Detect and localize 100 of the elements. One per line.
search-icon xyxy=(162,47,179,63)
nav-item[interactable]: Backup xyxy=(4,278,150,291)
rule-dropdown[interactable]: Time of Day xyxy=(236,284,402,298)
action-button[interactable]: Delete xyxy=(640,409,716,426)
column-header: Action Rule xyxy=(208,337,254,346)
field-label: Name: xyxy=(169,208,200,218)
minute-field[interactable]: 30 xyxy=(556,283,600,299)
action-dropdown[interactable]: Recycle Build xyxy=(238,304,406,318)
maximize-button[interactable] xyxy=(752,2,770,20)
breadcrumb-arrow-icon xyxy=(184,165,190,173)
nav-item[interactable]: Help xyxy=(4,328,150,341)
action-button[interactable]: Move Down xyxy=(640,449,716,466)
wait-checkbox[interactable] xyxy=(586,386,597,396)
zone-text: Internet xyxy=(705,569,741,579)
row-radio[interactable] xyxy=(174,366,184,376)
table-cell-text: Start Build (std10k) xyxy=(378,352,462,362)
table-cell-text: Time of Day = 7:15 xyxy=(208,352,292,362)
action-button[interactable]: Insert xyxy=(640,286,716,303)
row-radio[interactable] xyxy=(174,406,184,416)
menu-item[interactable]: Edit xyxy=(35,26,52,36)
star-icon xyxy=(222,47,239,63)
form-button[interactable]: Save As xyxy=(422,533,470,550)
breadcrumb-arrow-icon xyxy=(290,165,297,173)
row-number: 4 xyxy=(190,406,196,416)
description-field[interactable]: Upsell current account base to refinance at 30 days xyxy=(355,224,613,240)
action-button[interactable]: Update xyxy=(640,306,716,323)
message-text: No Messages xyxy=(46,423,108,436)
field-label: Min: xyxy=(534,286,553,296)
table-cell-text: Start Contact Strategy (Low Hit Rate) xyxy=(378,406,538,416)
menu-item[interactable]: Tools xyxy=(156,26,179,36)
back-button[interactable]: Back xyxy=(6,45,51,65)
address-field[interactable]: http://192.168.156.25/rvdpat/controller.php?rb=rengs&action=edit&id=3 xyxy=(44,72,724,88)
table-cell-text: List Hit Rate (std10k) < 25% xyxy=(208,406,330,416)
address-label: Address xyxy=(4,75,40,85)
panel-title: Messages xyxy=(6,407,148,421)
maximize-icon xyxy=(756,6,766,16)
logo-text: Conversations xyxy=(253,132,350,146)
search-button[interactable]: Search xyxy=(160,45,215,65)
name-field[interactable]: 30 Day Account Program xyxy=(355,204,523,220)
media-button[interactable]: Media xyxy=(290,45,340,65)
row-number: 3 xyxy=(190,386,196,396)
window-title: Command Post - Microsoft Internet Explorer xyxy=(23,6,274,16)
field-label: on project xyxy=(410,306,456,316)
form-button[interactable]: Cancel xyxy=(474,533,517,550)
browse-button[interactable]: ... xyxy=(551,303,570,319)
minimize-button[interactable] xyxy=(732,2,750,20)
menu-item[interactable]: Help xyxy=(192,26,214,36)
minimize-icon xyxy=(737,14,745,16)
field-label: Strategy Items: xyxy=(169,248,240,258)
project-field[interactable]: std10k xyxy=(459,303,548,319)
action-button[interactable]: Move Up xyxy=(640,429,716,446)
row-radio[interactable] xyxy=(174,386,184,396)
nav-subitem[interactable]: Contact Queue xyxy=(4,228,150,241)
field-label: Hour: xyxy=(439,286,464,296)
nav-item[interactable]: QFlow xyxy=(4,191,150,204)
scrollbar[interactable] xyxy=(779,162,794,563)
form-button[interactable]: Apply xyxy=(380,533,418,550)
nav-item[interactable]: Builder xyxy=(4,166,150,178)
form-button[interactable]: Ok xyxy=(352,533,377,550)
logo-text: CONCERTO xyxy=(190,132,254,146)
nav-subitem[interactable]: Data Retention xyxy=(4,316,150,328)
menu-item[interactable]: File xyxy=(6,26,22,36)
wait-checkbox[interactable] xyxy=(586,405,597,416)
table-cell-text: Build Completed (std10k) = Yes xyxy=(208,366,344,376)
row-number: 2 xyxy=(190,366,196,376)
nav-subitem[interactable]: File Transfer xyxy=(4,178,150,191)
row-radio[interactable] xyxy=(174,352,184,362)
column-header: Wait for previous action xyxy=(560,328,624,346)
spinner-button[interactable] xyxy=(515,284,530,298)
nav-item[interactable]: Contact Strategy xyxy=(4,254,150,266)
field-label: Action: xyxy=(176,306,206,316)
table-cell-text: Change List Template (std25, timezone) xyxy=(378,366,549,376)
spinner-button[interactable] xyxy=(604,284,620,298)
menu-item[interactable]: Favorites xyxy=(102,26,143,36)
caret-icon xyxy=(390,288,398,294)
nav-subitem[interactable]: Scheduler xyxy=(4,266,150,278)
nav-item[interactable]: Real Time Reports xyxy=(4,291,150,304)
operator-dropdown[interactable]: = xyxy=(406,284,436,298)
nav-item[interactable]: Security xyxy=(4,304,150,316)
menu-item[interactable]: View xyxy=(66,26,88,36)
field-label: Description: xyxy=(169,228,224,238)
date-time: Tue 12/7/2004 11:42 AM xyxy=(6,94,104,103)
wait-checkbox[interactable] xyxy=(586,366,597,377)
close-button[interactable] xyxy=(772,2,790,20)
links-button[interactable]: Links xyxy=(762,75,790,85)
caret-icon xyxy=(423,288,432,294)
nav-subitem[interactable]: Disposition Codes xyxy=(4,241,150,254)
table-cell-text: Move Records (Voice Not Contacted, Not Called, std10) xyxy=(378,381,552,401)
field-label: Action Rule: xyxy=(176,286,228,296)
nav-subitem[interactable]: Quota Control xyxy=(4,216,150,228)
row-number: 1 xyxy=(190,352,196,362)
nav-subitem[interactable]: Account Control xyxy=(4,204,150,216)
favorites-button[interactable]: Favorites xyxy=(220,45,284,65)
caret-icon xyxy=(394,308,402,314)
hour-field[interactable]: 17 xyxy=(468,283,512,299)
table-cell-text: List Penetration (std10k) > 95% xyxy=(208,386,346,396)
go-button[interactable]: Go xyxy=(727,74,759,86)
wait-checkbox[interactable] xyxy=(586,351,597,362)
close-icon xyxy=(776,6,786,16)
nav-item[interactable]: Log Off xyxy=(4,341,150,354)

(SHORT PROBLEM)
Transcribe all of the lines above without changing anything.

(SOLUTION TO THIS PROBLEM)
Detect and localize 100 of the elements. One per line.
search-icon xyxy=(162,47,179,63)
nav-item[interactable]: Backup xyxy=(4,278,150,291)
rule-dropdown[interactable]: Time of Day xyxy=(236,284,402,298)
action-button[interactable]: Delete xyxy=(640,409,716,426)
column-header: Action Rule xyxy=(208,337,254,346)
field-label: Name: xyxy=(169,208,200,218)
minute-field[interactable]: 30 xyxy=(556,283,600,299)
action-dropdown[interactable]: Recycle Build xyxy=(238,304,406,318)
maximize-button[interactable] xyxy=(752,2,770,20)
breadcrumb-arrow-icon xyxy=(184,165,190,173)
nav-item[interactable]: Help xyxy=(4,328,150,341)
action-button[interactable]: Move Down xyxy=(640,449,716,466)
wait-checkbox[interactable] xyxy=(586,386,597,396)
zone-text: Internet xyxy=(705,569,741,579)
row-radio[interactable] xyxy=(174,366,184,376)
table-cell-text: Start Build (std10k) xyxy=(378,352,462,362)
table-cell-text: Time of Day = 7:15 xyxy=(208,352,292,362)
action-button[interactable]: Insert xyxy=(640,286,716,303)
row-radio[interactable] xyxy=(174,406,184,416)
menu-item[interactable]: Edit xyxy=(35,26,52,36)
star-icon xyxy=(222,47,239,63)
form-button[interactable]: Save As xyxy=(422,533,470,550)
breadcrumb-arrow-icon xyxy=(290,165,297,173)
row-number: 4 xyxy=(190,406,196,416)
description-field[interactable]: Upsell current account base to refinance at 30 days xyxy=(355,224,613,240)
action-button[interactable]: Update xyxy=(640,306,716,323)
message-text: No Messages xyxy=(46,423,108,436)
field-label: Min: xyxy=(534,286,553,296)
table-cell-text: Start Contact Strategy (Low Hit Rate) xyxy=(378,406,538,416)
menu-item[interactable]: Tools xyxy=(156,26,179,36)
back-button[interactable]: Back xyxy=(6,45,51,65)
address-field[interactable]: http://192.168.156.25/rvdpat/controller.php?rb=rengs&action=edit&id=3 xyxy=(44,72,724,88)
table-cell-text: List Hit Rate (std10k) < 25% xyxy=(208,406,330,416)
address-label: Address xyxy=(4,75,40,85)
panel-title: Messages xyxy=(6,407,148,421)
maximize-icon xyxy=(756,6,766,16)
logo-text: Conversations xyxy=(253,132,350,146)
search-button[interactable]: Search xyxy=(160,45,215,65)
name-field[interactable]: 30 Day Account Program xyxy=(355,204,523,220)
media-button[interactable]: Media xyxy=(290,45,340,65)
row-number: 3 xyxy=(190,386,196,396)
window-title: Command Post - Microsoft Internet Explorer xyxy=(23,6,274,16)
field-label: on project xyxy=(410,306,456,316)
form-button[interactable]: Cancel xyxy=(474,533,517,550)
browse-button[interactable]: ... xyxy=(551,303,570,319)
minimize-button[interactable] xyxy=(732,2,750,20)
menu-item[interactable]: Help xyxy=(192,26,214,36)
minimize-icon xyxy=(737,14,745,16)
field-label: Strategy Items: xyxy=(169,248,240,258)
project-field[interactable]: std10k xyxy=(459,303,548,319)
action-button[interactable]: Move Up xyxy=(640,429,716,446)
row-radio[interactable] xyxy=(174,386,184,396)
nav-subitem[interactable]: Contact Queue xyxy=(4,228,150,241)
field-label: Hour: xyxy=(439,286,464,296)
nav-item[interactable]: QFlow xyxy=(4,191,150,204)
scrollbar[interactable] xyxy=(779,162,794,563)
form-button[interactable]: Apply xyxy=(380,533,418,550)
nav-item[interactable]: Builder xyxy=(4,166,150,178)
form-button[interactable]: Ok xyxy=(352,533,377,550)
logo-text: CONCERTO xyxy=(190,132,254,146)
nav-subitem[interactable]: Data Retention xyxy=(4,316,150,328)
menu-item[interactable]: File xyxy=(6,26,22,36)
wait-checkbox[interactable] xyxy=(586,405,597,416)
table-cell-text: Build Completed (std10k) = Yes xyxy=(208,366,344,376)
row-number: 2 xyxy=(190,366,196,376)
nav-subitem[interactable]: File Transfer xyxy=(4,178,150,191)
row-radio[interactable] xyxy=(174,352,184,362)
column-header: Wait for previous action xyxy=(560,328,624,346)
spinner-button[interactable] xyxy=(515,284,530,298)
nav-item[interactable]: Contact Strategy xyxy=(4,254,150,266)
field-label: Action: xyxy=(176,306,206,316)
table-cell-text: Change List Template (std25, timezone) xyxy=(378,366,549,376)
spinner-button[interactable] xyxy=(604,284,620,298)
menu-item[interactable]: Favorites xyxy=(102,26,143,36)
caret-icon xyxy=(390,288,398,294)
nav-subitem[interactable]: Scheduler xyxy=(4,266,150,278)
nav-item[interactable]: Real Time Reports xyxy=(4,291,150,304)
operator-dropdown[interactable]: = xyxy=(406,284,436,298)
nav-item[interactable]: Security xyxy=(4,304,150,316)
menu-item[interactable]: View xyxy=(66,26,88,36)
field-label: Description: xyxy=(169,228,224,238)
date-time: Tue 12/7/2004 11:42 AM xyxy=(6,94,104,103)
wait-checkbox[interactable] xyxy=(586,366,597,377)
close-button[interactable] xyxy=(772,2,790,20)
links-button[interactable]: Links xyxy=(762,75,790,85)
caret-icon xyxy=(423,288,432,294)
nav-subitem[interactable]: Disposition Codes xyxy=(4,241,150,254)
table-cell-text: Move Records (Voice Not Contacted, Not Called, std10) xyxy=(378,381,552,401)
field-label: Action Rule: xyxy=(176,286,228,296)
nav-subitem[interactable]: Quota Control xyxy=(4,216,150,228)
row-number: 1 xyxy=(190,352,196,362)
nav-subitem[interactable]: Account Control xyxy=(4,204,150,216)
favorites-button[interactable]: Favorites xyxy=(220,45,284,65)
caret-icon xyxy=(394,308,402,314)
hour-field[interactable]: 17 xyxy=(468,283,512,299)
table-cell-text: List Penetration (std10k) > 95% xyxy=(208,386,346,396)
go-button[interactable]: Go xyxy=(727,74,759,86)
wait-checkbox[interactable] xyxy=(586,351,597,362)
close-icon xyxy=(776,6,786,16)
nav-item[interactable]: Log Off xyxy=(4,341,150,354)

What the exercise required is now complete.